→ Data for this task:
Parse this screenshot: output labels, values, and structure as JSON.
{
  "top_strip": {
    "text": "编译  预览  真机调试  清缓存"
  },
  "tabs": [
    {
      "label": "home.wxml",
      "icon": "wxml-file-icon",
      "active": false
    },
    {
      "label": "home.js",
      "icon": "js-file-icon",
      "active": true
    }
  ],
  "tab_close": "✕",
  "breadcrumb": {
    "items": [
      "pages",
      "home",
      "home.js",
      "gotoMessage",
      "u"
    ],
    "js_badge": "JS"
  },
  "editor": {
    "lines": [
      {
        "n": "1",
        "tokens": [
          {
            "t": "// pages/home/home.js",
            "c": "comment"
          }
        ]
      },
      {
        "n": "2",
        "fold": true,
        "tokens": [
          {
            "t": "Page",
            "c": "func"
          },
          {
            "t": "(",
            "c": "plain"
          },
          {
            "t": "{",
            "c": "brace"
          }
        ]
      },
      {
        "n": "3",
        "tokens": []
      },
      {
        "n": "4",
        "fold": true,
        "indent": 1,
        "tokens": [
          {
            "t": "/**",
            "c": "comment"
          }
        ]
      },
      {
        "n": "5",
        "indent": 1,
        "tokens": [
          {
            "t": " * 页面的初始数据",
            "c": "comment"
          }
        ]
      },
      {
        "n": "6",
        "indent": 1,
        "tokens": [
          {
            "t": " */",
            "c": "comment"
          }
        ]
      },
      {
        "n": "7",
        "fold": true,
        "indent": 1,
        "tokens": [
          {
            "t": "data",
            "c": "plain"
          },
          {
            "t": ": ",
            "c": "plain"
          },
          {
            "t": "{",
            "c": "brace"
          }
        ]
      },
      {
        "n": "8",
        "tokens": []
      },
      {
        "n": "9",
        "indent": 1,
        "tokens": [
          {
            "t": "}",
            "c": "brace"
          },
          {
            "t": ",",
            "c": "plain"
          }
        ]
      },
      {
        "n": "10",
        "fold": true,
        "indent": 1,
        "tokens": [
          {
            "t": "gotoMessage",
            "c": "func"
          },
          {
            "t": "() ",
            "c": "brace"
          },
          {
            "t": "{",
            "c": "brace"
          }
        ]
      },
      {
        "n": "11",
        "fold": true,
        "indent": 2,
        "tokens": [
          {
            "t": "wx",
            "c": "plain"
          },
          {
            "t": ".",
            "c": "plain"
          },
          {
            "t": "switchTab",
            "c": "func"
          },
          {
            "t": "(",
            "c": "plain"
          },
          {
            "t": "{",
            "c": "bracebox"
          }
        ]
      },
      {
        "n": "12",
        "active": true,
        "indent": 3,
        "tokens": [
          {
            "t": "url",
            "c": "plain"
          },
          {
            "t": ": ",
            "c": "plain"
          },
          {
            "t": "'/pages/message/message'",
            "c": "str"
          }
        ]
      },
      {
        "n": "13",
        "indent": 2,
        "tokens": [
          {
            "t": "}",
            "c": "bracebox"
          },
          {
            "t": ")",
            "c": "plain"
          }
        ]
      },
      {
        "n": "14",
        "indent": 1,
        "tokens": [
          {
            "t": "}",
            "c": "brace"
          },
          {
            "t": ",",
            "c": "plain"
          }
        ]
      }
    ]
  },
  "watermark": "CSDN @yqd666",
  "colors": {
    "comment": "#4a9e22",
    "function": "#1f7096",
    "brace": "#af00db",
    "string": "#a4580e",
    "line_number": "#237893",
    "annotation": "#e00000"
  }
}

→ What is being asked: Check each line of the records above for the string "active", and report every line that has it.

→ Result of the task:
      "active": false
      "active": true
        "active": true,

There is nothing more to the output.